(Problem details): Return the material exactly as supplied, apart from the pictures, which are omitted.

(Dataset):
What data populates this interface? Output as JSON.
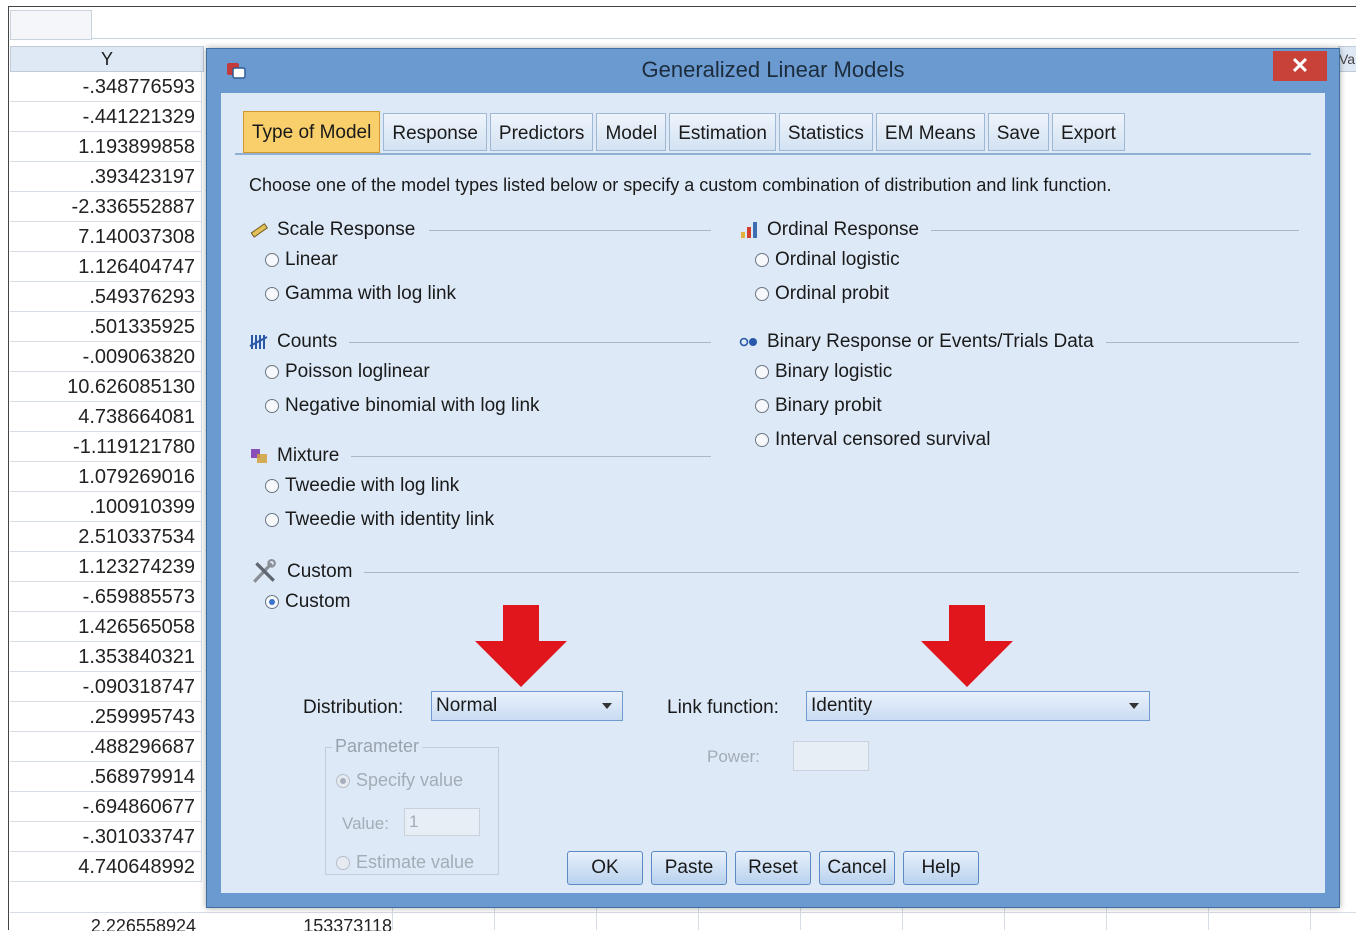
{
  "sheet": {
    "column_header": "Y",
    "column_header_2": "Va",
    "y_values": [
      "-.348776593",
      "-.441221329",
      "1.193899858",
      ".393423197",
      "-2.336552887",
      "7.140037308",
      "1.126404747",
      ".549376293",
      ".501335925",
      "-.009063820",
      "10.626085130",
      "4.738664081",
      "-1.119121780",
      "1.079269016",
      ".100910399",
      "2.510337534",
      "1.123274239",
      "-.659885573",
      "1.426565058",
      "1.353840321",
      "-.090318747",
      ".259995743",
      ".488296687",
      ".568979914",
      "-.694860677",
      "-.301033747",
      "4.740648992"
    ],
    "bottom_row": [
      "2.226558924",
      "153373118"
    ]
  },
  "dialog": {
    "title": "Generalized Linear Models",
    "close_label": "✕",
    "tabs": [
      "Type of Model",
      "Response",
      "Predictors",
      "Model",
      "Estimation",
      "Statistics",
      "EM Means",
      "Save",
      "Export"
    ],
    "active_tab": "Type of Model",
    "intro": "Choose one of the model types listed below or specify a custom combination of distribution and link function.",
    "scale": {
      "title": "Scale Response",
      "icon": "ruler-icon",
      "options": [
        "Linear",
        "Gamma with log link"
      ]
    },
    "ordinal": {
      "title": "Ordinal Response",
      "icon": "bar-chart-icon",
      "options": [
        "Ordinal logistic",
        "Ordinal probit"
      ]
    },
    "counts": {
      "title": "Counts",
      "icon": "tally-icon",
      "options": [
        "Poisson loglinear",
        "Negative binomial with log link"
      ]
    },
    "binary": {
      "title": "Binary Response or Events/Trials Data",
      "icon": "binary-icon",
      "options": [
        "Binary logistic",
        "Binary probit",
        "Interval censored survival"
      ]
    },
    "mixture": {
      "title": "Mixture",
      "icon": "mixture-icon",
      "options": [
        "Tweedie with log link",
        "Tweedie with identity link"
      ]
    },
    "custom": {
      "title": "Custom",
      "icon": "tools-icon",
      "options": [
        "Custom"
      ],
      "selected": "Custom"
    },
    "distribution": {
      "label": "Distribution:",
      "value": "Normal"
    },
    "link_function": {
      "label": "Link function:",
      "value": "Identity"
    },
    "parameter": {
      "legend": "Parameter",
      "specify_label": "Specify value",
      "value_label": "Value:",
      "value": "1",
      "estimate_label": "Estimate value"
    },
    "power": {
      "label": "Power:",
      "value": ""
    },
    "buttons": [
      "OK",
      "Paste",
      "Reset",
      "Cancel",
      "Help"
    ]
  },
  "colors": {
    "arrow": "#e0161c",
    "active_tab": "#f8cf6a",
    "dialog_frame": "#6a9ad0"
  }
}
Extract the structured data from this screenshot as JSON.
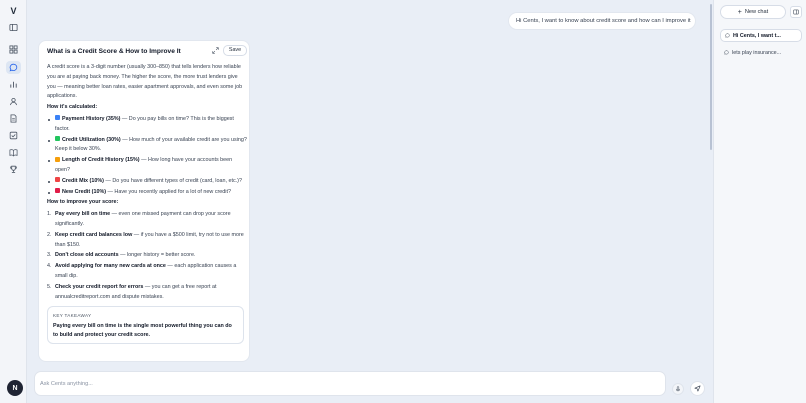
{
  "rail": {
    "logo": "V",
    "avatar": "N"
  },
  "conversation": {
    "user_message": "Hi Cents, I want to know about credit score and how can I improve it"
  },
  "card": {
    "title": "What is a Credit Score & How to Improve It",
    "save_label": "Save",
    "intro": "A credit score is a 3-digit number (usually 300–850) that tells lenders how reliable you are at paying back money. The higher the score, the more trust lenders give you — meaning better loan rates, easier apartment approvals, and even some job applications.",
    "calc_heading": "How it's calculated:",
    "factors": [
      {
        "color": "#3b82f6",
        "label": "Payment History (35%)",
        "text": " — Do you pay bills on time? This is the biggest factor."
      },
      {
        "color": "#22c55e",
        "label": "Credit Utilization (30%)",
        "text": " — How much of your available credit are you using? Keep it below 30%."
      },
      {
        "color": "#f59e0b",
        "label": "Length of Credit History (15%)",
        "text": " — How long have your accounts been open?"
      },
      {
        "color": "#ef4444",
        "label": "Credit Mix (10%)",
        "text": " — Do you have different types of credit (card, loan, etc.)?"
      },
      {
        "color": "#e11d48",
        "label": "New Credit (10%)",
        "text": " — Have you recently applied for a lot of new credit?"
      }
    ],
    "improve_heading": "How to improve your score:",
    "tips": [
      {
        "num": "1.",
        "label": "Pay every bill on time",
        "text": " — even one missed payment can drop your score significantly."
      },
      {
        "num": "2.",
        "label": "Keep credit card balances low",
        "text": " — if you have a $500 limit, try not to use more than $150."
      },
      {
        "num": "3.",
        "label": "Don't close old accounts",
        "text": " — longer history = better score."
      },
      {
        "num": "4.",
        "label": "Avoid applying for many new cards at once",
        "text": " — each application causes a small dip."
      },
      {
        "num": "5.",
        "label": "Check your credit report for errors",
        "text": " — you can get a free report at annualcreditreport.com and dispute mistakes."
      }
    ],
    "takeaway_label": "KEY TAKEAWAY",
    "takeaway_text": "Paying every bill on time is the single most powerful thing you can do to build and protect your credit score."
  },
  "composer": {
    "placeholder": "Ask Cents anything..."
  },
  "right_panel": {
    "new_chat_label": "New chat",
    "chats": [
      {
        "label": "Hi Cents, I want t...",
        "active": true
      },
      {
        "label": "lets play insurance...",
        "active": false
      }
    ]
  }
}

(Task output):
What data populates this interface? Output as JSON.
{
  "sheet": {
    "column_header": "Y",
    "column_header_2": "Va",
    "y_values": [
      "-.348776593",
      "-.441221329",
      "1.193899858",
      ".393423197",
      "-2.336552887",
      "7.140037308",
      "1.126404747",
      ".549376293",
      ".501335925",
      "-.009063820",
      "10.626085130",
      "4.738664081",
      "-1.119121780",
      "1.079269016",
      ".100910399",
      "2.510337534",
      "1.123274239",
      "-.659885573",
      "1.426565058",
      "1.353840321",
      "-.090318747",
      ".259995743",
      ".488296687",
      ".568979914",
      "-.694860677",
      "-.301033747",
      "4.740648992"
    ],
    "bottom_row": [
      "2.226558924",
      "153373118"
    ]
  },
  "dialog": {
    "title": "Generalized Linear Models",
    "close_label": "✕",
    "tabs": [
      "Type of Model",
      "Response",
      "Predictors",
      "Model",
      "Estimation",
      "Statistics",
      "EM Means",
      "Save",
      "Export"
    ],
    "active_tab": "Type of Model",
    "intro": "Choose one of the model types listed below or specify a custom combination of distribution and link function.",
    "scale": {
      "title": "Scale Response",
      "icon": "ruler-icon",
      "options": [
        "Linear",
        "Gamma with log link"
      ]
    },
    "ordinal": {
      "title": "Ordinal Response",
      "icon": "bar-chart-icon",
      "options": [
        "Ordinal logistic",
        "Ordinal probit"
      ]
    },
    "counts": {
      "title": "Counts",
      "icon": "tally-icon",
      "options": [
        "Poisson loglinear",
        "Negative binomial with log link"
      ]
    },
    "binary": {
      "title": "Binary Response or Events/Trials Data",
      "icon": "binary-icon",
      "options": [
        "Binary logistic",
        "Binary probit",
        "Interval censored survival"
      ]
    },
    "mixture": {
      "title": "Mixture",
      "icon": "mixture-icon",
      "options": [
        "Tweedie with log link",
        "Tweedie with identity link"
      ]
    },
    "custom": {
      "title": "Custom",
      "icon": "tools-icon",
      "options": [
        "Custom"
      ],
      "selected": "Custom"
    },
    "distribution": {
      "label": "Distribution:",
      "value": "Normal"
    },
    "link_function": {
      "label": "Link function:",
      "value": "Identity"
    },
    "parameter": {
      "legend": "Parameter",
      "specify_label": "Specify value",
      "value_label": "Value:",
      "value": "1",
      "estimate_label": "Estimate value"
    },
    "power": {
      "label": "Power:",
      "value": ""
    },
    "buttons": [
      "OK",
      "Paste",
      "Reset",
      "Cancel",
      "Help"
    ]
  },
  "colors": {
    "arrow": "#e0161c",
    "active_tab": "#f8cf6a",
    "dialog_frame": "#6a9ad0"
  }
}
Extract the structured data from this screenshot as JSON.
{
  "rail": {
    "logo": "V",
    "avatar": "N"
  },
  "conversation": {
    "user_message": "Hi Cents, I want to know about credit score and how can I improve it"
  },
  "card": {
    "title": "What is a Credit Score & How to Improve It",
    "save_label": "Save",
    "intro": "A credit score is a 3-digit number (usually 300–850) that tells lenders how reliable you are at paying back money. The higher the score, the more trust lenders give you — meaning better loan rates, easier apartment approvals, and even some job applications.",
    "calc_heading": "How it's calculated:",
    "factors": [
      {
        "color": "#3b82f6",
        "label": "Payment History (35%)",
        "text": " — Do you pay bills on time? This is the biggest factor."
      },
      {
        "color": "#22c55e",
        "label": "Credit Utilization (30%)",
        "text": " — How much of your available credit are you using? Keep it below 30%."
      },
      {
        "color": "#f59e0b",
        "label": "Length of Credit History (15%)",
        "text": " — How long have your accounts been open?"
      },
      {
        "color": "#ef4444",
        "label": "Credit Mix (10%)",
        "text": " — Do you have different types of credit (card, loan, etc.)?"
      },
      {
        "color": "#e11d48",
        "label": "New Credit (10%)",
        "text": " — Have you recently applied for a lot of new credit?"
      }
    ],
    "improve_heading": "How to improve your score:",
    "tips": [
      {
        "num": "1.",
        "label": "Pay every bill on time",
        "text": " — even one missed payment can drop your score significantly."
      },
      {
        "num": "2.",
        "label": "Keep credit card balances low",
        "text": " — if you have a $500 limit, try not to use more than $150."
      },
      {
        "num": "3.",
        "label": "Don't close old accounts",
        "text": " — longer history = better score."
      },
      {
        "num": "4.",
        "label": "Avoid applying for many new cards at once",
        "text": " — each application causes a small dip."
      },
      {
        "num": "5.",
        "label": "Check your credit report for errors",
        "text": " — you can get a free report at annualcreditreport.com and dispute mistakes."
      }
    ],
    "takeaway_label": "KEY TAKEAWAY",
    "takeaway_text": "Paying every bill on time is the single most powerful thing you can do to build and protect your credit score."
  },
  "composer": {
    "placeholder": "Ask Cents anything..."
  },
  "right_panel": {
    "new_chat_label": "New chat",
    "chats": [
      {
        "label": "Hi Cents, I want t...",
        "active": true
      },
      {
        "label": "lets play insurance...",
        "active": false
      }
    ]
  }
}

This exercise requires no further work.